--- Start of EXTRACT TO READ ---

Deliver us from evil: Why Raoul Peck's 'Orwell: 2+2=5' should be a must-watch for everyone, right now

E. Nina Rothe March 24, 2026

In his latest documentary, the BAFTA and César winning documentary filmmaker provides the audience with a road map, in the form of George Orwell’s groundbreaking writing, attempting to break us free from the chains of misinformation and totalitarianism. Whether we use it or not, is ultimately our choice. Or is it?

In his 1949 dystopian futuristic novel 1984 George Orwell wrote the following: “In the end the Party would announce that two and two made five, and you would have to believe it.” Today, thanks in part to failing to absorb the power of Orwell’s statement completely, in all its wisdom and prescience, we are living the era of ‘2+2=5’ in all its horror and destruction. Our sitting US President calls for the complete obliteration of a country after starting a war that was never explained and worse, never approved and resulting in a cataclysm for the entire Region. All the while, we sit and watch from the comfort of our homes, discussing it all on Threads.

--- End of EXTRACT TO READ ---
--- Start of TASK INPUTS ---

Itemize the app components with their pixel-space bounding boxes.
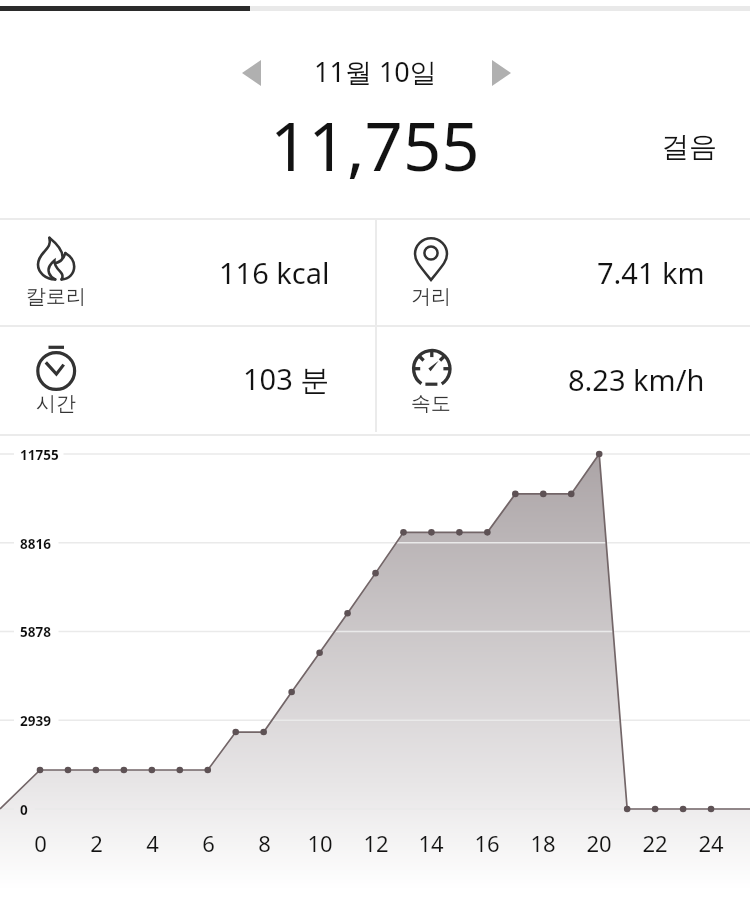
staticText: 걸음: [661, 129, 717, 164]
staticText: 0: [20, 801, 28, 819]
staticText: 116 kcal: [219, 253, 330, 292]
staticText: 속도: [411, 391, 451, 416]
staticText: 20: [586, 828, 612, 858]
staticText: 2939: [20, 712, 51, 730]
button[interactable]: Previous day: [234, 53, 268, 93]
staticText: 11,755: [270, 99, 480, 179]
staticText: 8: [258, 828, 271, 858]
staticText: 11755: [20, 446, 59, 464]
staticText: 거리: [411, 284, 451, 309]
staticText: 16: [474, 828, 500, 858]
staticText: 8816: [20, 535, 51, 553]
staticText: 10: [307, 828, 333, 858]
button[interactable]: 거리: [375, 218, 750, 326]
staticText: 11월 10일: [314, 53, 437, 90]
staticText: 18: [530, 828, 556, 858]
staticText: 시간: [36, 391, 76, 416]
button[interactable]: Page 3: [500, 0, 750, 16]
button[interactable]: 속도: [375, 325, 750, 433]
button[interactable]: Page 1: [0, 0, 250, 16]
staticText: 8.23 km/h: [568, 360, 705, 399]
staticText: 24: [698, 828, 724, 858]
button[interactable]: 시간: [0, 325, 375, 433]
staticText: 칼로리: [26, 284, 86, 309]
button[interactable]: Next day: [484, 53, 518, 93]
staticText: 6: [202, 828, 215, 858]
staticText: 12: [363, 828, 389, 858]
button[interactable]: 칼로리: [0, 218, 375, 326]
staticText: 14: [418, 828, 444, 858]
button[interactable]: Page 2: [250, 0, 500, 16]
staticText: 2: [90, 828, 103, 858]
staticText: 0: [34, 828, 47, 858]
staticText: 5878: [20, 623, 51, 641]
staticText: 7.41 km: [597, 253, 705, 292]
staticText: 103 분: [243, 359, 330, 399]
staticText: 4: [146, 828, 159, 858]
staticText: 22: [642, 828, 668, 858]
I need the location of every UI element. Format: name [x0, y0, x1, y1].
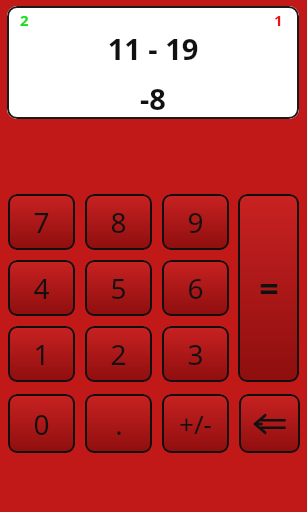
button[interactable]: 2 [85, 326, 152, 382]
button[interactable]: = [238, 194, 299, 382]
staticText: 1 [274, 10, 283, 30]
button[interactable]: 9 [162, 194, 229, 250]
staticText: 5 [110, 269, 127, 307]
button[interactable]: 4 [8, 260, 75, 316]
button[interactable]: 5 [85, 260, 152, 316]
staticText: 3 [187, 335, 204, 373]
button[interactable]: 3 [162, 326, 229, 382]
staticText: 9 [187, 203, 204, 241]
button[interactable]: 0 [8, 394, 75, 453]
button[interactable]: 1 [8, 326, 75, 382]
staticText: 2 [20, 10, 29, 30]
button[interactable]: . [85, 394, 152, 453]
staticText: 7 [33, 203, 50, 241]
staticText: 0 [33, 405, 50, 443]
staticText: 2 [110, 335, 127, 373]
staticText: +/- [179, 406, 212, 441]
staticText: 1 [33, 335, 50, 373]
staticText: . [115, 405, 123, 443]
staticText: = [259, 265, 279, 311]
staticText: 8 [110, 203, 127, 241]
button[interactable]: 8 [85, 194, 152, 250]
staticText: 4 [33, 269, 50, 307]
button[interactable]: +/- [162, 394, 229, 453]
button[interactable]: Backspace [239, 394, 300, 453]
button[interactable]: 6 [162, 260, 229, 316]
button[interactable]: 7 [8, 194, 75, 250]
staticText: -8 [7, 79, 299, 118]
button[interactable]: 2 [7, 6, 299, 119]
staticText: 11 - 19 [7, 29, 299, 68]
staticText: 6 [187, 269, 204, 307]
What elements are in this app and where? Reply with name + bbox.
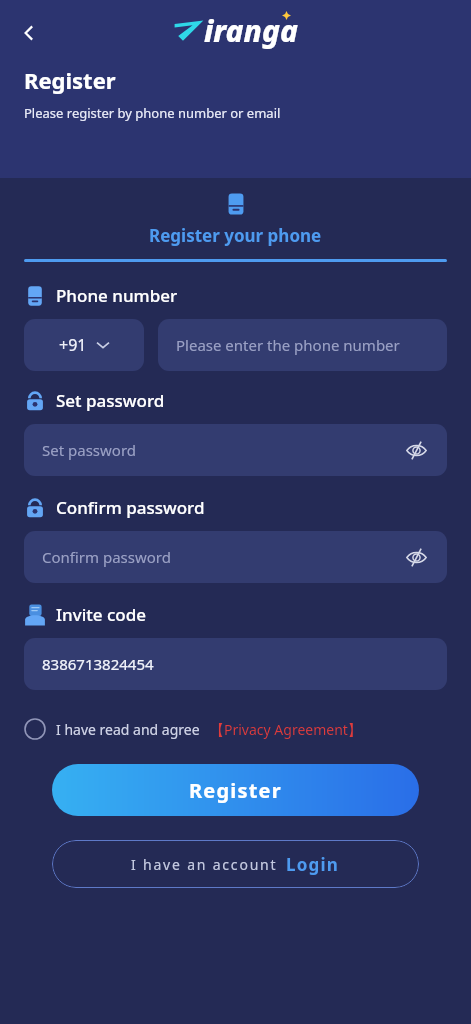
button[interactable]: Back (8, 12, 50, 54)
staticText: Register (189, 777, 282, 804)
staticText: Set password (42, 440, 137, 460)
button[interactable]: Confirm password (24, 531, 447, 583)
staticText: Please register by phone number or email (24, 104, 281, 122)
staticText: I have read and agree (56, 720, 200, 739)
button[interactable]: Register (52, 764, 419, 816)
staticText: I have an account (131, 855, 278, 874)
staticText: Confirm password (42, 547, 171, 567)
staticText: +91 (59, 334, 87, 356)
staticText: Register your phone (149, 224, 322, 247)
staticText: Phone number (56, 284, 178, 307)
staticText: Set password (56, 389, 165, 412)
button[interactable]: +91 (24, 319, 144, 371)
button[interactable]: I have read and agree (24, 718, 362, 740)
staticText: Login (286, 853, 340, 876)
button[interactable]: Toggle password visibility (401, 435, 431, 465)
staticText: 【Privacy Agreement】 (210, 720, 362, 739)
button[interactable]: Set password (24, 424, 447, 476)
staticText: Please enter the phone number (176, 335, 400, 355)
button[interactable]: Register your phone (0, 192, 471, 262)
staticText: iranga (204, 10, 298, 50)
staticText: Register (24, 65, 116, 95)
staticText: Invite code (56, 603, 146, 626)
staticText: 8386713824454 (42, 654, 154, 674)
button[interactable]: 8386713824454 (24, 638, 447, 690)
button[interactable]: I have an account (52, 840, 419, 888)
button[interactable]: Toggle password visibility (401, 542, 431, 572)
button[interactable]: Please enter the phone number (158, 319, 447, 371)
staticText: Confirm password (56, 496, 205, 519)
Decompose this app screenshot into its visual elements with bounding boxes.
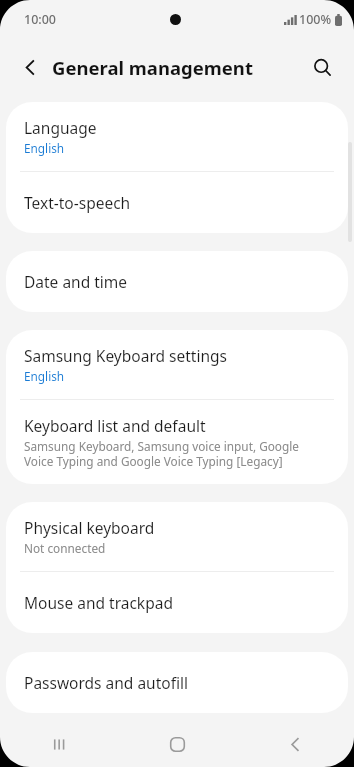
button[interactable]: Back (10, 47, 50, 87)
button[interactable]: Mouse and trackpad (6, 572, 348, 633)
button[interactable]: Recents (0, 721, 118, 767)
button[interactable]: Samsung Keyboard settings (6, 330, 348, 399)
staticText: Physical keyboard (24, 517, 155, 538)
staticText: Samsung Keyboard, Samsung voice input, G… (24, 438, 299, 469)
staticText: Not connected (24, 540, 106, 556)
staticText: General management (52, 55, 253, 80)
button[interactable]: Home (118, 721, 236, 767)
staticText: English (24, 368, 65, 384)
staticText: Passwords and autofill (24, 672, 188, 693)
button[interactable]: Text-to-speech (6, 172, 348, 233)
button[interactable]: Passwords and autofill (6, 652, 348, 713)
staticText: Language (24, 117, 97, 138)
button[interactable]: Language (6, 102, 348, 171)
staticText: Text-to-speech (24, 192, 131, 213)
staticText: Keyboard list and default (24, 415, 206, 436)
staticText: 10:00 (24, 11, 57, 28)
button[interactable]: Back (236, 721, 354, 767)
staticText: 100% (299, 11, 332, 28)
staticText: Date and time (24, 271, 128, 292)
staticText: English (24, 140, 65, 156)
button[interactable]: Keyboard list and default (6, 400, 348, 484)
button[interactable]: Search (302, 47, 342, 87)
button[interactable]: Physical keyboard (6, 502, 348, 571)
button[interactable]: Date and time (6, 251, 348, 312)
staticText: Mouse and trackpad (24, 592, 173, 613)
staticText: Samsung Keyboard settings (24, 345, 227, 366)
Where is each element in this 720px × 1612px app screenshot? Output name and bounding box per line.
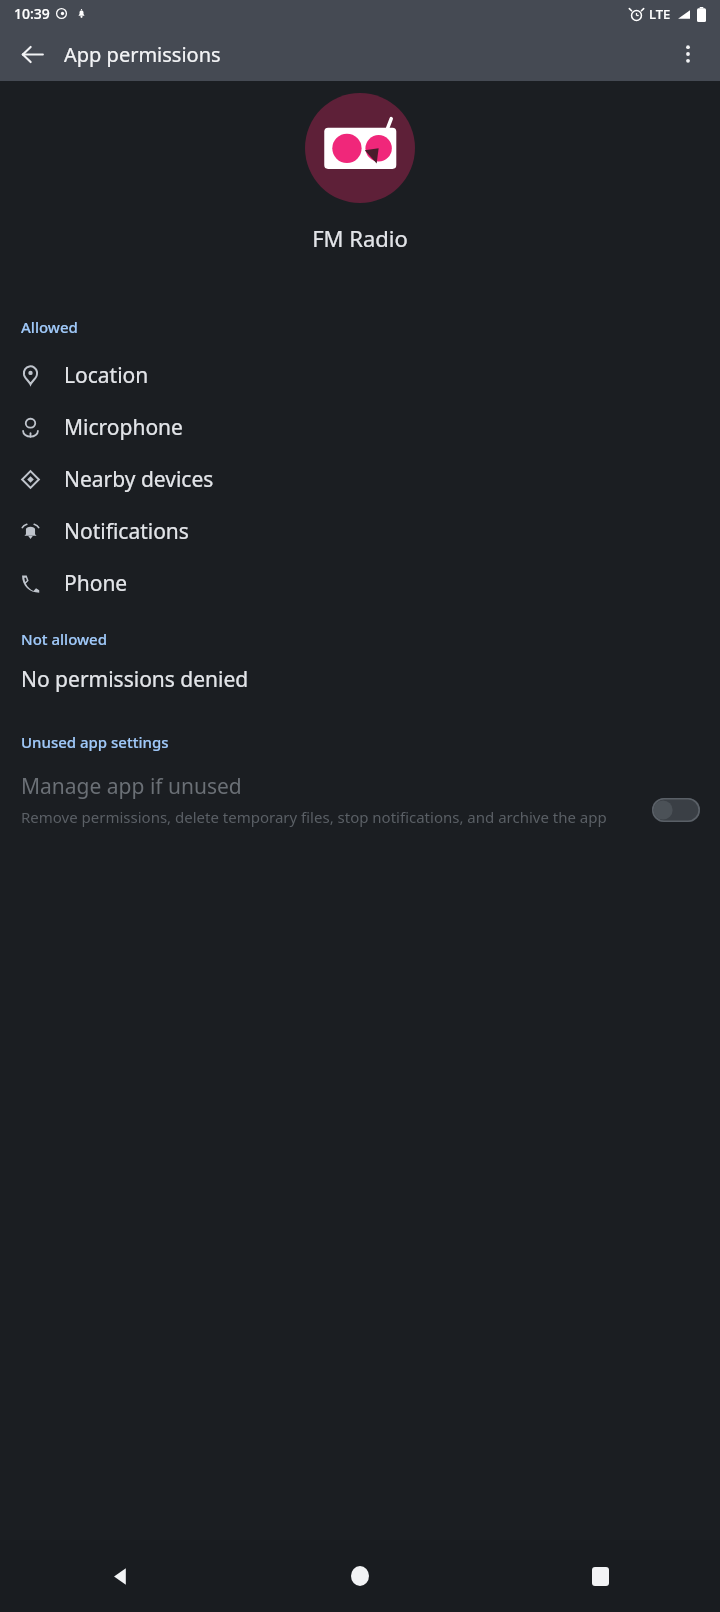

--- End of TASK INPUTS ---

## GIVEN TASK 1:
Copy the passage from the piece on the Orwell documentary, beginning at the words "Deliver us from" and stopping after "choice. Or is it?".
## GIVEN TASK 2:
In the records, rewrite the lines starting at the line that has "staticText: 걸음: [661, 129, 717, 164]" and ending after the line that has "staticText: 11,755: [270, 99, 480, 179]". Swap "Previous day" for "Prior day", keep everything else the same, and give only those lines.
The records have no connection to the text.

## RESULT 1:
Deliver us from evil: Why Raoul Peck's 'Orwell: 2+2=5' should be a must-watch for everyone, right now

E. Nina Rothe March 24, 2026

In his latest documentary, the BAFTA and César winning documentary filmmaker provides the audience with a road map, in the form of George Orwell’s groundbreaking writing, attempting to break us free from the chains of misinformation and totalitarianism. Whether we use it or not, is ultimately our choice. Or is it?

## RESULT 2:
staticText: 걸음: [661, 129, 717, 164]
staticText: 0: [20, 801, 28, 819]
staticText: 116 kcal: [219, 253, 330, 292]
staticText: 속도: [411, 391, 451, 416]
staticText: 20: [586, 828, 612, 858]
staticText: 2939: [20, 712, 51, 730]
button[interactable]: Prior day: [234, 53, 268, 93]
staticText: 11,755: [270, 99, 480, 179]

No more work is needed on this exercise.